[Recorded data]
§

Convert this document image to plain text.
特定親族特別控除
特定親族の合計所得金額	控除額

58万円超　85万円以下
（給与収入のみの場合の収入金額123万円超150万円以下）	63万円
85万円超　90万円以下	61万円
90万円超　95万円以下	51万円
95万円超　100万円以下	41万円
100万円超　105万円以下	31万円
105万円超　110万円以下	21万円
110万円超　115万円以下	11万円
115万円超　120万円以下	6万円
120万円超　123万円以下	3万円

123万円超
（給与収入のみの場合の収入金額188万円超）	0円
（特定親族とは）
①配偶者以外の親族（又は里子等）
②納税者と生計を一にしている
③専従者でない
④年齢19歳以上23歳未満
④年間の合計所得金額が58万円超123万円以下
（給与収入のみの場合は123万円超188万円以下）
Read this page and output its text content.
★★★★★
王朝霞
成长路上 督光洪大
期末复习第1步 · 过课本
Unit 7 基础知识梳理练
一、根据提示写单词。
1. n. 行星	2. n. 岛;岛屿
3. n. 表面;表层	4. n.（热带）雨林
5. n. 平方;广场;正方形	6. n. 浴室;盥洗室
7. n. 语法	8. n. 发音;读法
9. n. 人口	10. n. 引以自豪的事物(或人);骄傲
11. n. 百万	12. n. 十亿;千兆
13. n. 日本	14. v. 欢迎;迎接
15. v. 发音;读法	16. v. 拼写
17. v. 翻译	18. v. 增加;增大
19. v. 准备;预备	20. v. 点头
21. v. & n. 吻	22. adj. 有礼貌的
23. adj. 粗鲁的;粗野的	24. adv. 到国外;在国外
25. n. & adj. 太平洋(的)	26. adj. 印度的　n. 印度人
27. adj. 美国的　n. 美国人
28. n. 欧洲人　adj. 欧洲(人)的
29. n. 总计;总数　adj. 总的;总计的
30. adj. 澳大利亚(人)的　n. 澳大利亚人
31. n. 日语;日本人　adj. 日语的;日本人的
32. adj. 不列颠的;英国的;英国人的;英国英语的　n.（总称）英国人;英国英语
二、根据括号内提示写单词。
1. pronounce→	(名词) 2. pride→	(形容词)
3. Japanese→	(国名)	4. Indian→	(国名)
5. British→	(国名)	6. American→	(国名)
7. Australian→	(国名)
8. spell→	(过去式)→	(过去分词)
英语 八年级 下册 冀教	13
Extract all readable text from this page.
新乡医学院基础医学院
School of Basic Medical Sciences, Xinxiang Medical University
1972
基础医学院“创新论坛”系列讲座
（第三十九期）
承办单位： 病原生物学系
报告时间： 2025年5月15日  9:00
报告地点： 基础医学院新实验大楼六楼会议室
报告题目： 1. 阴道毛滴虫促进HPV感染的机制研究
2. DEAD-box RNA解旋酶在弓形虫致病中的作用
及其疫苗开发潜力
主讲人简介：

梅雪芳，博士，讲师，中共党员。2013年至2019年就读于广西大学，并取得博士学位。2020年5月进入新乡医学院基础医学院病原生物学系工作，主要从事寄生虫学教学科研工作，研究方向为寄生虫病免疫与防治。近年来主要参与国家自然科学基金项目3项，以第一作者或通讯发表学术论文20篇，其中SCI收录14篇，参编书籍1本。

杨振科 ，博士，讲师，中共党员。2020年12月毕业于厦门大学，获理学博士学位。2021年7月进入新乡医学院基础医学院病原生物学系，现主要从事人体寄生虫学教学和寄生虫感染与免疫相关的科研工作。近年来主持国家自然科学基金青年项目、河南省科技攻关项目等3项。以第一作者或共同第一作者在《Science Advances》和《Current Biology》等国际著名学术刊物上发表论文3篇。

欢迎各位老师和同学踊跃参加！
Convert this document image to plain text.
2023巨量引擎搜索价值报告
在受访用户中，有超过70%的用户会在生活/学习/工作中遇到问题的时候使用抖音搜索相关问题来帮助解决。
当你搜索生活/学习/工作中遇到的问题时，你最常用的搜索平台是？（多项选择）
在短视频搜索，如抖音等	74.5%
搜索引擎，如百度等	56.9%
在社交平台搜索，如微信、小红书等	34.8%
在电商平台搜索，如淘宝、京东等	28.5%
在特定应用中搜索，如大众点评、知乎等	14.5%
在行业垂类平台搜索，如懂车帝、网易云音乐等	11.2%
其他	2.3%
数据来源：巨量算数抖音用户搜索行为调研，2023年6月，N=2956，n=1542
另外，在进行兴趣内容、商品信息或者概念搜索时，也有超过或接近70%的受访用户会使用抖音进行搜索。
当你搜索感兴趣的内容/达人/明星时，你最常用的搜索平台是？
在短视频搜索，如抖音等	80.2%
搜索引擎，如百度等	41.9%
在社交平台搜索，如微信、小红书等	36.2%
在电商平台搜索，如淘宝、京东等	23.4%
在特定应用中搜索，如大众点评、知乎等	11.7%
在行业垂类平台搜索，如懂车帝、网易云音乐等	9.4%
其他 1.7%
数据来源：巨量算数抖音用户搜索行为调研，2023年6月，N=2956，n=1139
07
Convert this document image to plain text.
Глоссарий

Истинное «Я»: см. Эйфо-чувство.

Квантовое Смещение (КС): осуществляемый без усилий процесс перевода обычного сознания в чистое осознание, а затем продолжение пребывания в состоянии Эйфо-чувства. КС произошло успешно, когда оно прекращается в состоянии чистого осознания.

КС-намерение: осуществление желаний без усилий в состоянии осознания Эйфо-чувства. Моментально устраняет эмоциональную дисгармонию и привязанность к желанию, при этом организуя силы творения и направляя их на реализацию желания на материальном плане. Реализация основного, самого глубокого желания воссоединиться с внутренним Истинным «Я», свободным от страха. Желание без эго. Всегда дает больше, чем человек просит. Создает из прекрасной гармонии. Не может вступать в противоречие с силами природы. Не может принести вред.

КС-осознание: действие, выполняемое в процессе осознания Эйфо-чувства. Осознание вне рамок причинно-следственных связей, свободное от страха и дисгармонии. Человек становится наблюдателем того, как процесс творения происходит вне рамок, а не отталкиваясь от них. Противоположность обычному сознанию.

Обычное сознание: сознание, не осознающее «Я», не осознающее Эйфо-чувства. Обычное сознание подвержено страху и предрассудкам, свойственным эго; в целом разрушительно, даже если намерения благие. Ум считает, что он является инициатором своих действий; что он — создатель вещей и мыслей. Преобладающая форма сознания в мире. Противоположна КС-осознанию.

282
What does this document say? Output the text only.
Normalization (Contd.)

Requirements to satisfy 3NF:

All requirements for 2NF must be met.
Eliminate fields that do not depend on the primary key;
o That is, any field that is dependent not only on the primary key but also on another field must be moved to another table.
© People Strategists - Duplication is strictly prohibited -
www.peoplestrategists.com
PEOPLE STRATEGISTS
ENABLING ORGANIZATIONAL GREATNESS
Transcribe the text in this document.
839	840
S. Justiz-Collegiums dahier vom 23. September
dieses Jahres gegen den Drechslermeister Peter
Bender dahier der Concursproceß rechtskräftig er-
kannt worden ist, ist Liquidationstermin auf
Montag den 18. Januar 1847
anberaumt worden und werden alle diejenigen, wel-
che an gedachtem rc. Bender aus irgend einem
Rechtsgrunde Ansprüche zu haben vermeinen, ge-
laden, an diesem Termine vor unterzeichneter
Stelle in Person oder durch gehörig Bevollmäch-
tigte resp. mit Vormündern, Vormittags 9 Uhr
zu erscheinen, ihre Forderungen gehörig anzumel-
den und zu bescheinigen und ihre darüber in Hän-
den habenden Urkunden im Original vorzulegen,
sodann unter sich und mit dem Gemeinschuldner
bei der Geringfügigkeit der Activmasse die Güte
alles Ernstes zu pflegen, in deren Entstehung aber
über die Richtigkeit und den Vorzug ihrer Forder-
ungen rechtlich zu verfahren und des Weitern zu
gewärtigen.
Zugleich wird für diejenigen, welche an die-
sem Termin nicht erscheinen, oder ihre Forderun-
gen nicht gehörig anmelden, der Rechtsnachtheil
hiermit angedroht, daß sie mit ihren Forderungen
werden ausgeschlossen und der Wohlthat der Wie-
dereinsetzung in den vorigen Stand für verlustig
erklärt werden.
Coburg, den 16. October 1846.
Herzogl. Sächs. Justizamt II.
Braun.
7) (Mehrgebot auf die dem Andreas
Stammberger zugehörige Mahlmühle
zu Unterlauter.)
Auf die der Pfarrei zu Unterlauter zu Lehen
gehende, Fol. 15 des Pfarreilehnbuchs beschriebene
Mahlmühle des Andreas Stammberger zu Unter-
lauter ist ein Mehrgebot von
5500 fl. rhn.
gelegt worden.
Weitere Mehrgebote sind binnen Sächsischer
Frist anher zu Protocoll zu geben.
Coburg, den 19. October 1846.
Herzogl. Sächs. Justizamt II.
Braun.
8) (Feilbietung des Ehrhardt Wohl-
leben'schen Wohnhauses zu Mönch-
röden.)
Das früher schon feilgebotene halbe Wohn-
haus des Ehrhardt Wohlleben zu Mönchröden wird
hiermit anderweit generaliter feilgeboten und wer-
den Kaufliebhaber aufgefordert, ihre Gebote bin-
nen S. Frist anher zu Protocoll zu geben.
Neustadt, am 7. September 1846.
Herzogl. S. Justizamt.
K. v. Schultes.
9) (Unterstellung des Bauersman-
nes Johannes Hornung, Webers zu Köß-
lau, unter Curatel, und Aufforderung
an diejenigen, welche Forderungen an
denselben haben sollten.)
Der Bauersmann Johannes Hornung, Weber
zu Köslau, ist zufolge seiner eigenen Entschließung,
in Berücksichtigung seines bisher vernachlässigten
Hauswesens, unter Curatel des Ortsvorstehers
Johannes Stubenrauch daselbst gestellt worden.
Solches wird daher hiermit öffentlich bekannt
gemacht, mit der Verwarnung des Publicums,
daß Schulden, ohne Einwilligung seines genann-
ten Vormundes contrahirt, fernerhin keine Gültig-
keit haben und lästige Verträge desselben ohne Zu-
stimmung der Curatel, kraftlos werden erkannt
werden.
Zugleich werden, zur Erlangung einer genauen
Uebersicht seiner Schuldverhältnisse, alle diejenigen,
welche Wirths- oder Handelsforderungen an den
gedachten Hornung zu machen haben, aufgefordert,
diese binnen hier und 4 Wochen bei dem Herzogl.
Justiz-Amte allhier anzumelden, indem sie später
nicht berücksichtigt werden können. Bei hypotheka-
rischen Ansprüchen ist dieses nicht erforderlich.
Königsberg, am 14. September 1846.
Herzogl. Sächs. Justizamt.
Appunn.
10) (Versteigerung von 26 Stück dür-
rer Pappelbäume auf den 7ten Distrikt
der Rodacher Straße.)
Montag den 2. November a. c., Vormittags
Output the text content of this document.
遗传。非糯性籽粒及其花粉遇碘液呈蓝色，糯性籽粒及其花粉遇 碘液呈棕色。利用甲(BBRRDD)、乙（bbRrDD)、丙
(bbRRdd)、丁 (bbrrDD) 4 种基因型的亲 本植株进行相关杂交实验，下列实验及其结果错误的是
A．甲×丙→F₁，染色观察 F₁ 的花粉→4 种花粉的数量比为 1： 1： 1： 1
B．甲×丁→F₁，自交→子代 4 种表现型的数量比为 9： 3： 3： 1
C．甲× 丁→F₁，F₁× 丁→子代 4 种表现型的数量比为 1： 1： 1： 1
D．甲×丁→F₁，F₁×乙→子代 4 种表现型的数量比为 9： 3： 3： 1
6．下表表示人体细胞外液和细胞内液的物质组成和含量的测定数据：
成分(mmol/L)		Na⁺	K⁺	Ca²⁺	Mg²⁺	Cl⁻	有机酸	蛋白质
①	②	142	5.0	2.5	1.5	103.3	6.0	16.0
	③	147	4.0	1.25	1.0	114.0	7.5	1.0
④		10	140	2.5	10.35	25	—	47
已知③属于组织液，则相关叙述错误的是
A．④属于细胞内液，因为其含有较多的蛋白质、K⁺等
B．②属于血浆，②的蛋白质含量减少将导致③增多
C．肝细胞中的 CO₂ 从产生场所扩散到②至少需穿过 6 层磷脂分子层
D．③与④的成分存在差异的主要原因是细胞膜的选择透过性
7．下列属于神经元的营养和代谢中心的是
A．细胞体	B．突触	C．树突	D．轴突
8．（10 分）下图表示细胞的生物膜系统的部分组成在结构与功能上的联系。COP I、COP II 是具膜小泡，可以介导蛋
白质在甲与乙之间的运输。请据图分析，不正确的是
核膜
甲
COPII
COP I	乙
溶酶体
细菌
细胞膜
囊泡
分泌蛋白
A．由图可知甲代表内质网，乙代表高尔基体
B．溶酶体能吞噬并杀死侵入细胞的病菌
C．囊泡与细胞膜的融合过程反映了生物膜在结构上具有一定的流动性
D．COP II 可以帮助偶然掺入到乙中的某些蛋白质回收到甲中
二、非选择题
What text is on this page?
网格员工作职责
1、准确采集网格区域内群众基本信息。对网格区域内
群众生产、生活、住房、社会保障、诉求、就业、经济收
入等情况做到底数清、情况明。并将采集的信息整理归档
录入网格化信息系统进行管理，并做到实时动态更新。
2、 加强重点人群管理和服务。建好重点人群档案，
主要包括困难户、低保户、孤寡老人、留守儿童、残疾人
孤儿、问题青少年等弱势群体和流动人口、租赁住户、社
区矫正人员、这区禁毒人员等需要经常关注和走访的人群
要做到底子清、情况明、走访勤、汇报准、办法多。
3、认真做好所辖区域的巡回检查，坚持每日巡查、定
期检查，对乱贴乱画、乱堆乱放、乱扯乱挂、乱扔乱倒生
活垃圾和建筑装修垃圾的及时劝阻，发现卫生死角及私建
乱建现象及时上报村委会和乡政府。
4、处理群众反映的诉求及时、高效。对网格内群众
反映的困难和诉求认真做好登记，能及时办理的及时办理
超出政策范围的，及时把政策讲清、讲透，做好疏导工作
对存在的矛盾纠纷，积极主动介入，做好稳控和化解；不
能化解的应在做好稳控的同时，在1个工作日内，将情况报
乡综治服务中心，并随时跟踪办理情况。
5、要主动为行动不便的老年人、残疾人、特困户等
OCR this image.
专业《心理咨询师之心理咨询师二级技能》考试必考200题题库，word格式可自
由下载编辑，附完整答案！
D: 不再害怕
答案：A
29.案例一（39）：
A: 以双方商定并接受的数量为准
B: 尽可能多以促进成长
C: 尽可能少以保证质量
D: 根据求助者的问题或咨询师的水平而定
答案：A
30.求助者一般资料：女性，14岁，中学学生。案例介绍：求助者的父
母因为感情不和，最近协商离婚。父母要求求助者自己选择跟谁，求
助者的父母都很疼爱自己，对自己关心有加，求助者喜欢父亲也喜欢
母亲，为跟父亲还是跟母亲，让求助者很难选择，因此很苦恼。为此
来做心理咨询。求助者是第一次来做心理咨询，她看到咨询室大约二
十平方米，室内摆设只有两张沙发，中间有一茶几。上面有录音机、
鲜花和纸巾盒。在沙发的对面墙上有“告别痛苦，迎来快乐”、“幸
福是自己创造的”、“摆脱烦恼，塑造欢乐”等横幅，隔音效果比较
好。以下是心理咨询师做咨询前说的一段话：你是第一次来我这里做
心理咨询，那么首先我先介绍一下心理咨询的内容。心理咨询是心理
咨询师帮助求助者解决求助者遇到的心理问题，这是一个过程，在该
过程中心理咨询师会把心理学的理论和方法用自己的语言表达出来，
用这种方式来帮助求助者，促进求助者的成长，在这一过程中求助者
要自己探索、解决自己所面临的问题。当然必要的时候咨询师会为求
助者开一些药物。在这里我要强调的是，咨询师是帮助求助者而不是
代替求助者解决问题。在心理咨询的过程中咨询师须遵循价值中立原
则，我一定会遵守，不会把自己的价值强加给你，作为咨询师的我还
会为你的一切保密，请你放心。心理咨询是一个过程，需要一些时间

§

- _JOB_: Lines containing "网易云音乐等" are to be counted. State the total and add nothing.

- _TASK ANSWER_: 2